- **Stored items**
○ ○ ○ ○ ○

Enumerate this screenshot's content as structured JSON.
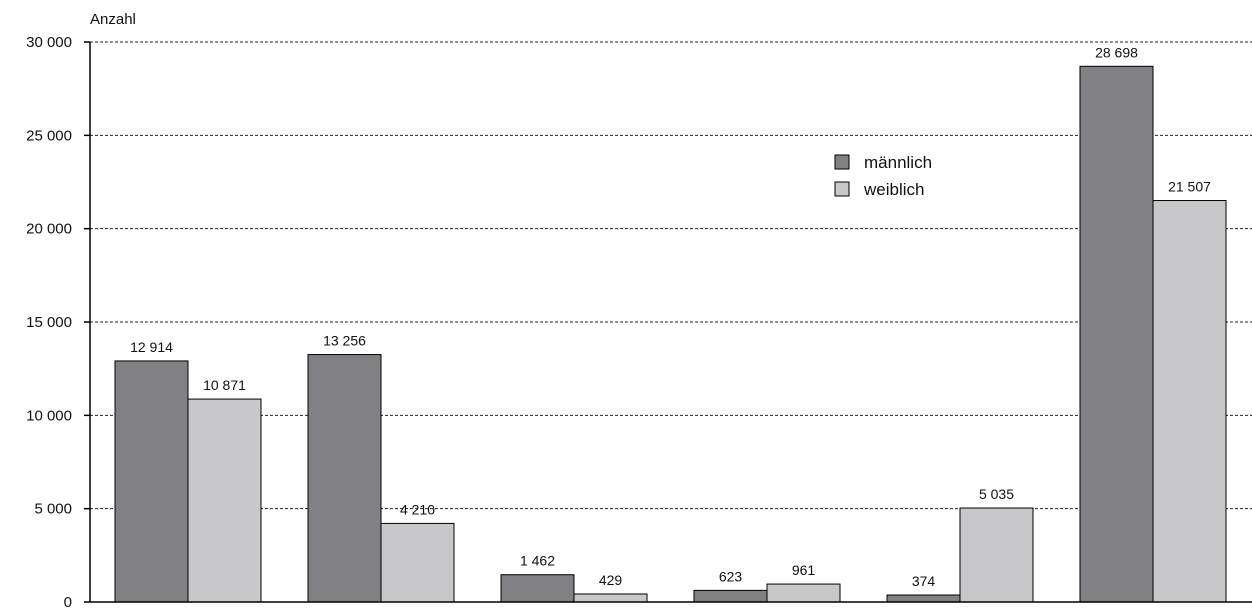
{
  "chart_data": {
    "type": "bar",
    "ylabel": "Anzahl",
    "ylim": [
      0,
      30000
    ],
    "yticks": [
      0,
      5000,
      10000,
      15000,
      20000,
      25000,
      30000
    ],
    "ytick_labels": [
      "0",
      "5 000",
      "10 000",
      "15 000",
      "20 000",
      "25 000",
      "30 000"
    ],
    "grid": true,
    "legend_position": "upper-center-right",
    "series": [
      {
        "name": "männlich",
        "color": "#808085",
        "values": [
          12914,
          13256,
          1462,
          623,
          374,
          28698
        ],
        "labels": [
          "12 914",
          "13 256",
          "1 462",
          "623",
          "374",
          "28 698"
        ]
      },
      {
        "name": "weiblich",
        "color": "#c8c8ca",
        "values": [
          10871,
          4210,
          429,
          961,
          5035,
          21507
        ],
        "labels": [
          "10 871",
          "4 210",
          "429",
          "961",
          "5 035",
          "21 507"
        ]
      }
    ]
  }
}
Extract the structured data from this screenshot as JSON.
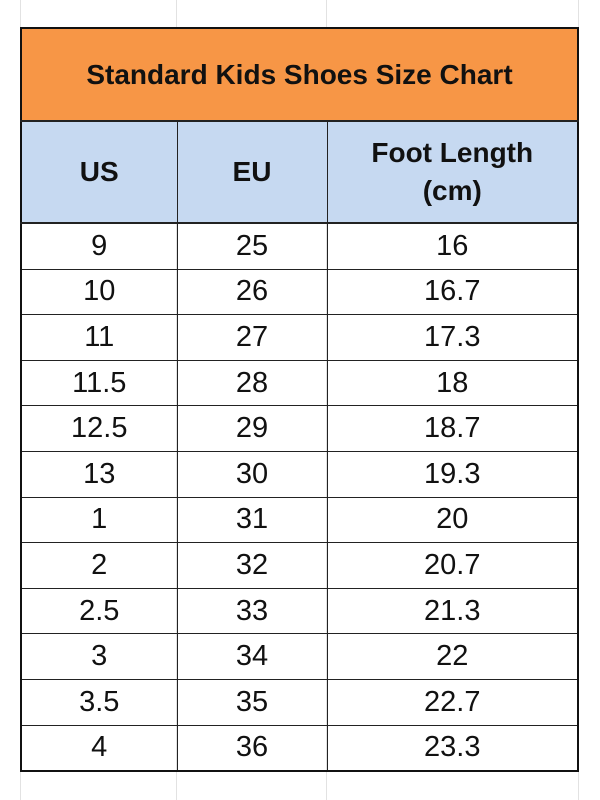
{
  "title": "Standard Kids Shoes Size Chart",
  "colors": {
    "title_bg": "#F79646",
    "header_bg": "#C6D9F1"
  },
  "columns": [
    "US",
    "EU",
    "Foot Length (cm)"
  ],
  "header": {
    "us": "US",
    "eu": "EU",
    "foot_line1": "Foot Length",
    "foot_line2": "(cm)"
  },
  "rows": [
    [
      "9",
      "25",
      "16"
    ],
    [
      "10",
      "26",
      "16.7"
    ],
    [
      "11",
      "27",
      "17.3"
    ],
    [
      "11.5",
      "28",
      "18"
    ],
    [
      "12.5",
      "29",
      "18.7"
    ],
    [
      "13",
      "30",
      "19.3"
    ],
    [
      "1",
      "31",
      "20"
    ],
    [
      "2",
      "32",
      "20.7"
    ],
    [
      "2.5",
      "33",
      "21.3"
    ],
    [
      "3",
      "34",
      "22"
    ],
    [
      "3.5",
      "35",
      "22.7"
    ],
    [
      "4",
      "36",
      "23.3"
    ]
  ]
}
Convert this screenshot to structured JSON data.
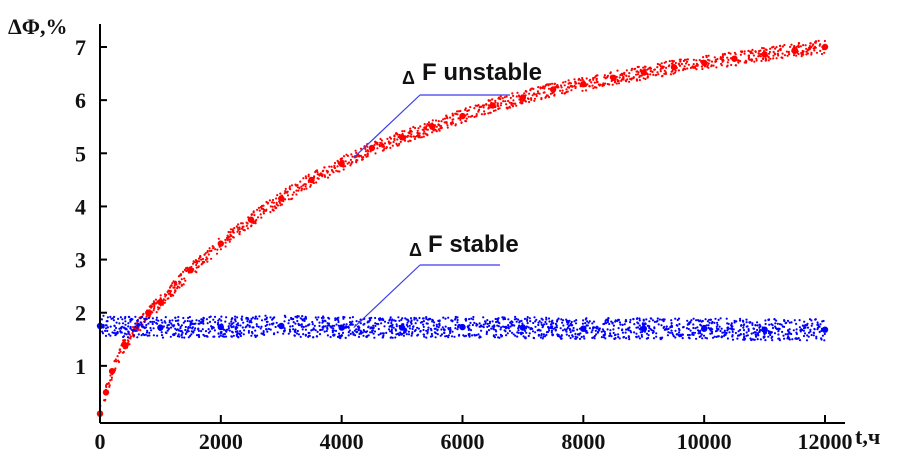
{
  "chart_data": {
    "type": "scatter",
    "ylabel": "ΔΦ,%",
    "xlabel": "t,ч",
    "xlim": [
      0,
      12000
    ],
    "ylim": [
      0,
      7.5
    ],
    "x_ticks": [
      0,
      2000,
      4000,
      6000,
      8000,
      10000,
      12000
    ],
    "y_ticks": [
      1,
      2,
      3,
      4,
      5,
      6,
      7
    ],
    "x_tick_labels": [
      "0",
      "2000",
      "4000",
      "6000",
      "8000",
      "10000",
      "12000"
    ],
    "y_tick_labels": [
      "1",
      "2",
      "3",
      "4",
      "5",
      "6",
      "7"
    ],
    "grid": false,
    "series": [
      {
        "color": "#ff0000",
        "x": [
          0,
          100,
          200,
          400,
          600,
          800,
          1000,
          1500,
          2000,
          2500,
          3000,
          3500,
          4000,
          4500,
          5000,
          5500,
          6000,
          6500,
          7000,
          7500,
          8000,
          8500,
          9000,
          9500,
          10000,
          10500,
          11000,
          11500,
          12000
        ],
        "y": [
          0.1,
          0.5,
          0.9,
          1.4,
          1.7,
          2.0,
          2.2,
          2.8,
          3.3,
          3.75,
          4.15,
          4.5,
          4.8,
          5.1,
          5.3,
          5.5,
          5.7,
          5.9,
          6.05,
          6.2,
          6.3,
          6.42,
          6.52,
          6.62,
          6.7,
          6.78,
          6.86,
          6.94,
          7.0
        ]
      },
      {
        "color": "#0000ff",
        "x": [
          0,
          1000,
          2000,
          3000,
          4000,
          5000,
          6000,
          7000,
          8000,
          9000,
          10000,
          11000,
          12000
        ],
        "y": [
          1.75,
          1.72,
          1.73,
          1.75,
          1.72,
          1.72,
          1.73,
          1.72,
          1.7,
          1.7,
          1.7,
          1.68,
          1.68
        ]
      }
    ],
    "annotations": [
      {
        "delta": "Δ",
        "label": "F  unstable",
        "series": 0,
        "at_x": 4200
      },
      {
        "delta": "Δ",
        "label": "F stable",
        "series": 1,
        "at_x": 4200
      }
    ]
  }
}
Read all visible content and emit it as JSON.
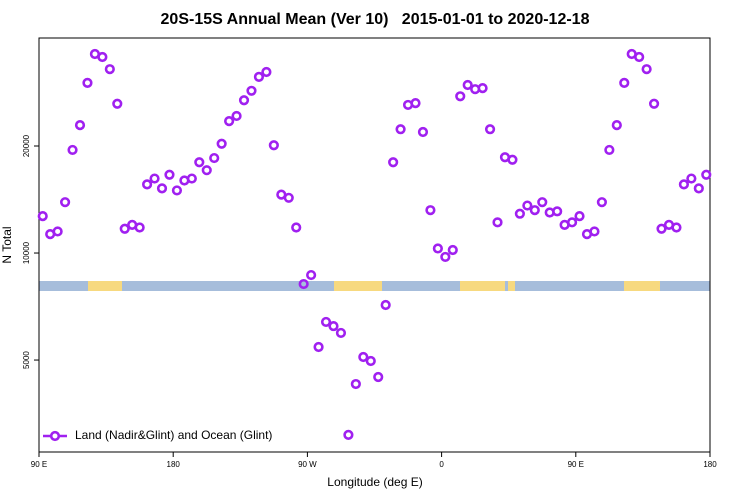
{
  "chart_data": {
    "type": "scatter",
    "title": "20S-15S Annual Mean (Ver 10)   2015-01-01 to 2020-12-18",
    "xlabel": "Longitude (deg E)",
    "ylabel": "N Total",
    "xlim": [
      90,
      540
    ],
    "xticks": [
      {
        "value": 90,
        "label": "90 E"
      },
      180,
      {
        "value": 270,
        "label": "90 W"
      },
      {
        "value": 360,
        "label": "0"
      },
      {
        "value": 450,
        "label": "90 E"
      },
      {
        "value": 540,
        "label": "180"
      }
    ],
    "ylim": [
      2756,
      40260
    ],
    "yticks": [
      5000,
      10000,
      20000
    ],
    "ylog": true,
    "legend": "bottom-left",
    "series": [
      {
        "name": "Land (Nadir&Glint) and Ocean (Glint)",
        "color": "#a020f0",
        "x": [
          92.5,
          97.5,
          102.5,
          107.5,
          112.5,
          117.5,
          122.5,
          127.5,
          132.5,
          137.5,
          142.5,
          147.5,
          152.5,
          157.5,
          162.5,
          167.5,
          172.5,
          177.5,
          182.5,
          187.5,
          192.5,
          197.5,
          202.5,
          207.5,
          212.5,
          217.5,
          222.5,
          227.5,
          232.5,
          237.5,
          242.5,
          247.5,
          252.5,
          257.5,
          262.5,
          267.5,
          272.5,
          277.5,
          282.5,
          287.5,
          292.5,
          297.5,
          302.5,
          307.5,
          312.5,
          317.5,
          322.5,
          327.5,
          332.5,
          337.5,
          342.5,
          347.5,
          352.5,
          357.5,
          362.5,
          367.5,
          372.5,
          377.5,
          382.5,
          387.5,
          392.5,
          397.5,
          402.5,
          407.5,
          412.5,
          417.5,
          422.5,
          427.5,
          432.5,
          437.5,
          442.5,
          447.5,
          452.5,
          457.5,
          462.5,
          467.5,
          472.5,
          477.5,
          482.5,
          487.5,
          492.5,
          497.5,
          502.5,
          507.5,
          512.5,
          517.5,
          522.5,
          527.5,
          532.5,
          537.5
        ],
        "values": [
          12700,
          11300,
          11500,
          13900,
          19500,
          22900,
          30100,
          36300,
          35600,
          32900,
          26300,
          11700,
          12000,
          11800,
          15600,
          16200,
          15200,
          16600,
          15000,
          16000,
          16200,
          18000,
          17100,
          18500,
          20300,
          23500,
          24300,
          26900,
          28600,
          31300,
          32300,
          20100,
          14600,
          14300,
          11800,
          8180,
          8670,
          5440,
          6400,
          6230,
          5960,
          3080,
          4280,
          5100,
          4970,
          4480,
          7140,
          18000,
          22300,
          26100,
          26400,
          21900,
          13200,
          10300,
          9750,
          10200,
          27600,
          29700,
          28900,
          29100,
          22300,
          12200,
          18600,
          18300,
          12900,
          13600,
          13200,
          13900,
          13000,
          13100,
          12000,
          12200,
          12700,
          11300,
          11500,
          13900,
          19500,
          22900,
          30100,
          36300,
          35600,
          32900,
          26300,
          11700,
          12000,
          11800,
          15600,
          16200,
          15200,
          16600
        ]
      }
    ]
  }
}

○ ○ ○ ○ ○

Identify lines with the string "structured". Copy each one.

Enumerate this screenshot's content as structured JSON.
Extract the structured data from this screenshot as JSON.
Convert this screenshot to structured JSON data.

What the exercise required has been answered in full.